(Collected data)

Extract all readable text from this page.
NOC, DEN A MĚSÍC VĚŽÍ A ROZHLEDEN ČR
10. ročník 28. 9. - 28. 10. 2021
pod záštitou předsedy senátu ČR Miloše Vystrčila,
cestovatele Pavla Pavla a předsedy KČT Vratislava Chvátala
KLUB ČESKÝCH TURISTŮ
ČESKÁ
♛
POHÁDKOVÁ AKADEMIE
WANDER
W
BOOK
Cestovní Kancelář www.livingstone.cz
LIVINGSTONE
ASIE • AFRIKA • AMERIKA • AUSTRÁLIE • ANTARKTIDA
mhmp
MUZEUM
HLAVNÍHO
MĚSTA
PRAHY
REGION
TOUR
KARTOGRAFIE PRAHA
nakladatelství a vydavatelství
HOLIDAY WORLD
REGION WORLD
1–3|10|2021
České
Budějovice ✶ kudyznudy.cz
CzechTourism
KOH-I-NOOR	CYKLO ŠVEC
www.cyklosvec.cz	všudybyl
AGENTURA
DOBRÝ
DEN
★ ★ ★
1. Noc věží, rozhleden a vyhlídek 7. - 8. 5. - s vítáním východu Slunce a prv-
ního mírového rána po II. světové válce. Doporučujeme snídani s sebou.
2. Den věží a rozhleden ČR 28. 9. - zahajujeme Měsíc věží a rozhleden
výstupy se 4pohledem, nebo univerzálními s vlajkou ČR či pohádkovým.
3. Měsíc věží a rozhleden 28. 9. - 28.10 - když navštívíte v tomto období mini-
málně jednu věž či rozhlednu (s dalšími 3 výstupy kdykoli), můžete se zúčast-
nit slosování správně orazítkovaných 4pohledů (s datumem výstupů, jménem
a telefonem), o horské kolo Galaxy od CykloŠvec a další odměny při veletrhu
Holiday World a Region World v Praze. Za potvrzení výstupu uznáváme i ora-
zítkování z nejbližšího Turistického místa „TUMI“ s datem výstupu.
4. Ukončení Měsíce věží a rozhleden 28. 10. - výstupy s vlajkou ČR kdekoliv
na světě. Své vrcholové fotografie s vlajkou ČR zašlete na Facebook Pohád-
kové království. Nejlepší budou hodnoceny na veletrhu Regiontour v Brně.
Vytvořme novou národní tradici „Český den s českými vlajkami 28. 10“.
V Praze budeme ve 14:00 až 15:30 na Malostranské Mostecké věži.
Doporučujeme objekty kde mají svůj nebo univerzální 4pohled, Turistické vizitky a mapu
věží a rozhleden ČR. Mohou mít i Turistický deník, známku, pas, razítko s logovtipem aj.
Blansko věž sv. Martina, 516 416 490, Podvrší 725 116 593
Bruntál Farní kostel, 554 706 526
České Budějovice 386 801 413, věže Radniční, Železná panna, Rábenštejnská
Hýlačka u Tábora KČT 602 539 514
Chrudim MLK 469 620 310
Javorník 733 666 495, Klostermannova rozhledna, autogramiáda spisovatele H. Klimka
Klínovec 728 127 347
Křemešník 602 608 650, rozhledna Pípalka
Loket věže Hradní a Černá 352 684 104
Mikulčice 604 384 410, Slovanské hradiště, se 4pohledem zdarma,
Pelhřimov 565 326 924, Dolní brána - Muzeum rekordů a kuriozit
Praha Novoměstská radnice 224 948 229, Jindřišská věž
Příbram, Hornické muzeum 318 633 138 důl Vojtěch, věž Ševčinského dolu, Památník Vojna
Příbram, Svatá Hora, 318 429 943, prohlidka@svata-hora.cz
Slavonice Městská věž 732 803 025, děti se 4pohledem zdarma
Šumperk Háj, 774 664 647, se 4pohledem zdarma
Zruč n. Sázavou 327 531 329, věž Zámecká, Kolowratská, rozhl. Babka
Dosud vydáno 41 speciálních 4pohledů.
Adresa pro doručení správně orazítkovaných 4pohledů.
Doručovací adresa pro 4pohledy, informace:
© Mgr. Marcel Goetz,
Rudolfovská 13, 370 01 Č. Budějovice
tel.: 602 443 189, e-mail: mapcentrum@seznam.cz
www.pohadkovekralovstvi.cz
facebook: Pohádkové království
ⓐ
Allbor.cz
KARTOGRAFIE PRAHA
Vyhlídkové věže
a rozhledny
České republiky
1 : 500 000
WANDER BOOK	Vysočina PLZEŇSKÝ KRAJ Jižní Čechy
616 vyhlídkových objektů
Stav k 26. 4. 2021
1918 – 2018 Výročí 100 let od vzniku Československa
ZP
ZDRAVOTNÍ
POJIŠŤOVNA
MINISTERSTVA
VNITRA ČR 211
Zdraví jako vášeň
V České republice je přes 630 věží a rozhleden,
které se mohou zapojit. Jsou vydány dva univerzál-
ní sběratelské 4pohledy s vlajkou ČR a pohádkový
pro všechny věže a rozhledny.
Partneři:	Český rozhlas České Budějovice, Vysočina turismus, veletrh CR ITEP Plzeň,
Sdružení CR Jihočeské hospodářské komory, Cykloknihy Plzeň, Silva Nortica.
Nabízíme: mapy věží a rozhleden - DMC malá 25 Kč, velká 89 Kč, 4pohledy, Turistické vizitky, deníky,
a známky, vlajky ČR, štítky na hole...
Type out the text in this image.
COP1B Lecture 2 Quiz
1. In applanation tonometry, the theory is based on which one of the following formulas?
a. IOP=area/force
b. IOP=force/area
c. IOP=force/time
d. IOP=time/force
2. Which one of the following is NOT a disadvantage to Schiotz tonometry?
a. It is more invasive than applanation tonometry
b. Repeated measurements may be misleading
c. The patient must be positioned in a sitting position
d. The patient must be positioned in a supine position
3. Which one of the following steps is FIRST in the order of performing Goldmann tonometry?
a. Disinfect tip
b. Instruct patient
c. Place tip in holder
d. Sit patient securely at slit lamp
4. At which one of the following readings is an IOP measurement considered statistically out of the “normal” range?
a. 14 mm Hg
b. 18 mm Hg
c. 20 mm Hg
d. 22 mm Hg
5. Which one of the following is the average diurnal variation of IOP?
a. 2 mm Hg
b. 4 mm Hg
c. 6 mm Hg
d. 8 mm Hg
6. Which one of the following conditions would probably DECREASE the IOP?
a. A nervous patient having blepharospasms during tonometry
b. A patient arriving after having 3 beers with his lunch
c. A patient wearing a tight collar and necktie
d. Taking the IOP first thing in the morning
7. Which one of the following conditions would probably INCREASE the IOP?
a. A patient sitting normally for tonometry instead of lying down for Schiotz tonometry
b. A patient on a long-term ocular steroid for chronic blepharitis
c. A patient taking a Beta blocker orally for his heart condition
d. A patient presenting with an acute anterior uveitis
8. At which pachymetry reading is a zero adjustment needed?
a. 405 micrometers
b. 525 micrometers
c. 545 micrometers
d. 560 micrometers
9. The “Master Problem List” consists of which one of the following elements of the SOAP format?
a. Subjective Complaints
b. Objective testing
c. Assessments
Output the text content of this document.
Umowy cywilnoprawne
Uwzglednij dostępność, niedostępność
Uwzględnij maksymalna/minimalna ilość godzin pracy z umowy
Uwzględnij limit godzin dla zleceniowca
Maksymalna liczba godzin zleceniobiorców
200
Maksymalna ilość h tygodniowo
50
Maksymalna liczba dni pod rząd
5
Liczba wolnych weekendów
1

STATED EXERCISE: Using the data above, reproduce every line exactly.

RESULT FOR THIS EXERCISE:
Extract all readable text from this page.
NOC, DEN A MĚSÍC VĚŽÍ A ROZHLEDEN ČR
10. ročník 28. 9. - 28. 10. 2021
pod záštitou předsedy senátu ČR Miloše Vystrčila,
cestovatele Pavla Pavla a předsedy KČT Vratislava Chvátala
KLUB ČESKÝCH TURISTŮ
ČESKÁ
♛
POHÁDKOVÁ AKADEMIE
WANDER
W
BOOK
Cestovní Kancelář www.livingstone.cz
LIVINGSTONE
ASIE • AFRIKA • AMERIKA • AUSTRÁLIE • ANTARKTIDA
mhmp
MUZEUM
HLAVNÍHO
MĚSTA
PRAHY
REGION
TOUR
KARTOGRAFIE PRAHA
nakladatelství a vydavatelství
HOLIDAY WORLD
REGION WORLD
1–3|10|2021
České
Budějovice ✶ kudyznudy.cz
CzechTourism
KOH-I-NOOR	CYKLO ŠVEC
www.cyklosvec.cz	všudybyl
AGENTURA
DOBRÝ
DEN
★ ★ ★
1. Noc věží, rozhleden a vyhlídek 7. - 8. 5. - s vítáním východu Slunce a prv-
ního mírového rána po II. světové válce. Doporučujeme snídani s sebou.
2. Den věží a rozhleden ČR 28. 9. - zahajujeme Měsíc věží a rozhleden
výstupy se 4pohledem, nebo univerzálními s vlajkou ČR či pohádkovým.
3. Měsíc věží a rozhleden 28. 9. - 28.10 - když navštívíte v tomto období mini-
málně jednu věž či rozhlednu (s dalšími 3 výstupy kdykoli), můžete se zúčast-
nit slosování správně orazítkovaných 4pohledů (s datumem výstupů, jménem
a telefonem), o horské kolo Galaxy od CykloŠvec a další odměny při veletrhu
Holiday World a Region World v Praze. Za potvrzení výstupu uznáváme i ora-
zítkování z nejbližšího Turistického místa „TUMI“ s datem výstupu.
4. Ukončení Měsíce věží a rozhleden 28. 10. - výstupy s vlajkou ČR kdekoliv
na světě. Své vrcholové fotografie s vlajkou ČR zašlete na Facebook Pohád-
kové království. Nejlepší budou hodnoceny na veletrhu Regiontour v Brně.
Vytvořme novou národní tradici „Český den s českými vlajkami 28. 10“.
V Praze budeme ve 14:00 až 15:30 na Malostranské Mostecké věži.
Doporučujeme objekty kde mají svůj nebo univerzální 4pohled, Turistické vizitky a mapu
věží a rozhleden ČR. Mohou mít i Turistický deník, známku, pas, razítko s logovtipem aj.
Blansko věž sv. Martina, 516 416 490, Podvrší 725 116 593
Bruntál Farní kostel, 554 706 526
České Budějovice 386 801 413, věže Radniční, Železná panna, Rábenštejnská
Hýlačka u Tábora KČT 602 539 514
Chrudim MLK 469 620 310
Javorník 733 666 495, Klostermannova rozhledna, autogramiáda spisovatele H. Klimka
Klínovec 728 127 347
Křemešník 602 608 650, rozhledna Pípalka
Loket věže Hradní a Černá 352 684 104
Mikulčice 604 384 410, Slovanské hradiště, se 4pohledem zdarma,
Pelhřimov 565 326 924, Dolní brána - Muzeum rekordů a kuriozit
Praha Novoměstská radnice 224 948 229, Jindřišská věž
Příbram, Hornické muzeum 318 633 138 důl Vojtěch, věž Ševčinského dolu, Památník Vojna
Příbram, Svatá Hora, 318 429 943, prohlidka@svata-hora.cz
Slavonice Městská věž 732 803 025, děti se 4pohledem zdarma
Šumperk Háj, 774 664 647, se 4pohledem zdarma
Zruč n. Sázavou 327 531 329, věž Zámecká, Kolowratská, rozhl. Babka
Dosud vydáno 41 speciálních 4pohledů.
Adresa pro doručení správně orazítkovaných 4pohledů.
Doručovací adresa pro 4pohledy, informace:
© Mgr. Marcel Goetz,
Rudolfovská 13, 370 01 Č. Budějovice
tel.: 602 443 189, e-mail: mapcentrum@seznam.cz
www.pohadkovekralovstvi.cz
facebook: Pohádkové království
ⓐ
Allbor.cz
KARTOGRAFIE PRAHA
Vyhlídkové věže
a rozhledny
České republiky
1 : 500 000
WANDER BOOK	Vysočina PLZEŇSKÝ KRAJ Jižní Čechy
616 vyhlídkových objektů
Stav k 26. 4. 2021
1918 – 2018 Výročí 100 let od vzniku Československa
ZP
ZDRAVOTNÍ
POJIŠŤOVNA
MINISTERSTVA
VNITRA ČR 211
Zdraví jako vášeň
V České republice je přes 630 věží a rozhleden,
které se mohou zapojit. Jsou vydány dva univerzál-
ní sběratelské 4pohledy s vlajkou ČR a pohádkový
pro všechny věže a rozhledny.
Partneři:	Český rozhlas České Budějovice, Vysočina turismus, veletrh CR ITEP Plzeň,
Sdružení CR Jihočeské hospodářské komory, Cykloknihy Plzeň, Silva Nortica.
Nabízíme: mapy věží a rozhleden - DMC malá 25 Kč, velká 89 Kč, 4pohledy, Turistické vizitky, deníky,
a známky, vlajky ČR, štítky na hole...
Type out the text in this image.
COP1B Lecture 2 Quiz
1. In applanation tonometry, the theory is based on which one of the following formulas?
a. IOP=area/force
b. IOP=force/area
c. IOP=force/time
d. IOP=time/force
2. Which one of the following is NOT a disadvantage to Schiotz tonometry?
a. It is more invasive than applanation tonometry
b. Repeated measurements may be misleading
c. The patient must be positioned in a sitting position
d. The patient must be positioned in a supine position
3. Which one of the following steps is FIRST in the order of performing Goldmann tonometry?
a. Disinfect tip
b. Instruct patient
c. Place tip in holder
d. Sit patient securely at slit lamp
4. At which one of the following readings is an IOP measurement considered statistically out of the “normal” range?
a. 14 mm Hg
b. 18 mm Hg
c. 20 mm Hg
d. 22 mm Hg
5. Which one of the following is the average diurnal variation of IOP?
a. 2 mm Hg
b. 4 mm Hg
c. 6 mm Hg
d. 8 mm Hg
6. Which one of the following conditions would probably DECREASE the IOP?
a. A nervous patient having blepharospasms during tonometry
b. A patient arriving after having 3 beers with his lunch
c. A patient wearing a tight collar and necktie
d. Taking the IOP first thing in the morning
7. Which one of the following conditions would probably INCREASE the IOP?
a. A patient sitting normally for tonometry instead of lying down for Schiotz tonometry
b. A patient on a long-term ocular steroid for chronic blepharitis
c. A patient taking a Beta blocker orally for his heart condition
d. A patient presenting with an acute anterior uveitis
8. At which pachymetry reading is a zero adjustment needed?
a. 405 micrometers
b. 525 micrometers
c. 545 micrometers
d. 560 micrometers
9. The “Master Problem List” consists of which one of the following elements of the SOAP format?
a. Subjective Complaints
b. Objective testing
c. Assessments
Output the text content of this document.
Umowy cywilnoprawne
Uwzglednij dostępność, niedostępność
Uwzględnij maksymalna/minimalna ilość godzin pracy z umowy
Uwzględnij limit godzin dla zleceniowca
Maksymalna liczba godzin zleceniobiorców
200
Maksymalna ilość h tygodniowo
50
Maksymalna liczba dni pod rząd
5
Liczba wolnych weekendów
1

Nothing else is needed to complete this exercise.